### Prompt
Copy out, from the entries below, each line holding the string "alles".

### Supplied records

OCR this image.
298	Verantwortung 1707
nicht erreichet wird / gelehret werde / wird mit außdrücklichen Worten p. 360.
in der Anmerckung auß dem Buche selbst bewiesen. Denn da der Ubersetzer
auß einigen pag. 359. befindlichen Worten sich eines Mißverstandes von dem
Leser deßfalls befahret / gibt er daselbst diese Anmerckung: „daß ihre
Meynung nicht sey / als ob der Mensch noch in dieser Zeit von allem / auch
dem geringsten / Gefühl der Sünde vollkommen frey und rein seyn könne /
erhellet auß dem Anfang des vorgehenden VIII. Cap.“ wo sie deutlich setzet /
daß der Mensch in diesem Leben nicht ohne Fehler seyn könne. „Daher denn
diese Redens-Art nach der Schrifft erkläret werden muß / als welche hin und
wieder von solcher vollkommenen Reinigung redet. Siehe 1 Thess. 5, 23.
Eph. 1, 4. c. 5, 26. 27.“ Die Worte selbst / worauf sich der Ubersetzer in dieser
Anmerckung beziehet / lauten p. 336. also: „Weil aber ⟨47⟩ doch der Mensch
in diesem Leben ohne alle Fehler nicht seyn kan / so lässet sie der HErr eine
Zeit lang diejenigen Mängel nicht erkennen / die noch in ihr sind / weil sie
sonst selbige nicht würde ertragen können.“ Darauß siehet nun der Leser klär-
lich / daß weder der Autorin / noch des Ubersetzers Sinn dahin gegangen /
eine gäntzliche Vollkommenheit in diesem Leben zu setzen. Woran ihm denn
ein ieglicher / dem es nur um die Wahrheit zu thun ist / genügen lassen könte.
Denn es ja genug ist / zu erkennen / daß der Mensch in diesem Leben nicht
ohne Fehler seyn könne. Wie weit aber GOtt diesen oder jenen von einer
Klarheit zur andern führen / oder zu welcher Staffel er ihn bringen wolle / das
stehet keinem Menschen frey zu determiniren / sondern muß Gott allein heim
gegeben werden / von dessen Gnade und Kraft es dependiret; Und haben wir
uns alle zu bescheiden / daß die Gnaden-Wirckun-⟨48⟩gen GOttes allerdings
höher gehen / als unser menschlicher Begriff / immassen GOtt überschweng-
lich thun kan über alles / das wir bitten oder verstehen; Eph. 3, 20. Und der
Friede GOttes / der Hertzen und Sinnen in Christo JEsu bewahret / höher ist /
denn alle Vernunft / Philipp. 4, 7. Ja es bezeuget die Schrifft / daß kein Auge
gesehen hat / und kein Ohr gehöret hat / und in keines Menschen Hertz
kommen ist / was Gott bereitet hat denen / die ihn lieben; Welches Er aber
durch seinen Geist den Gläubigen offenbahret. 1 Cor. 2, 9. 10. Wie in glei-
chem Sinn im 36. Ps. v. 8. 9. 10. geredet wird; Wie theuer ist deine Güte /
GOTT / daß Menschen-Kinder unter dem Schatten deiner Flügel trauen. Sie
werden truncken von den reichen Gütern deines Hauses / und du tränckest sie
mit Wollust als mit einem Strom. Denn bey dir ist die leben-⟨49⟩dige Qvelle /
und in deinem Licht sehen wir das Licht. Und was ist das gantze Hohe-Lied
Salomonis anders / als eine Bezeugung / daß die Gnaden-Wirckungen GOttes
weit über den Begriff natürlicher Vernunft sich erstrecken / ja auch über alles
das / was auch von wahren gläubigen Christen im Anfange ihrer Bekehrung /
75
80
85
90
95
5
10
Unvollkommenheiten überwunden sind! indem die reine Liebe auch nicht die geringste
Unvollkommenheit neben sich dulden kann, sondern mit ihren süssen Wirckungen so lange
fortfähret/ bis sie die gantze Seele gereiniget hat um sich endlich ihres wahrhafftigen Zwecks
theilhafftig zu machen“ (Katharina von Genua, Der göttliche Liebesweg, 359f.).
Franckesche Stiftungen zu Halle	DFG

### The output
lich thun kan über alles / das wir bitten oder verstehen; Eph. 3, 20. Und der
weit über den Begriff natürlicher Vernunft sich erstrecken / ja auch über alles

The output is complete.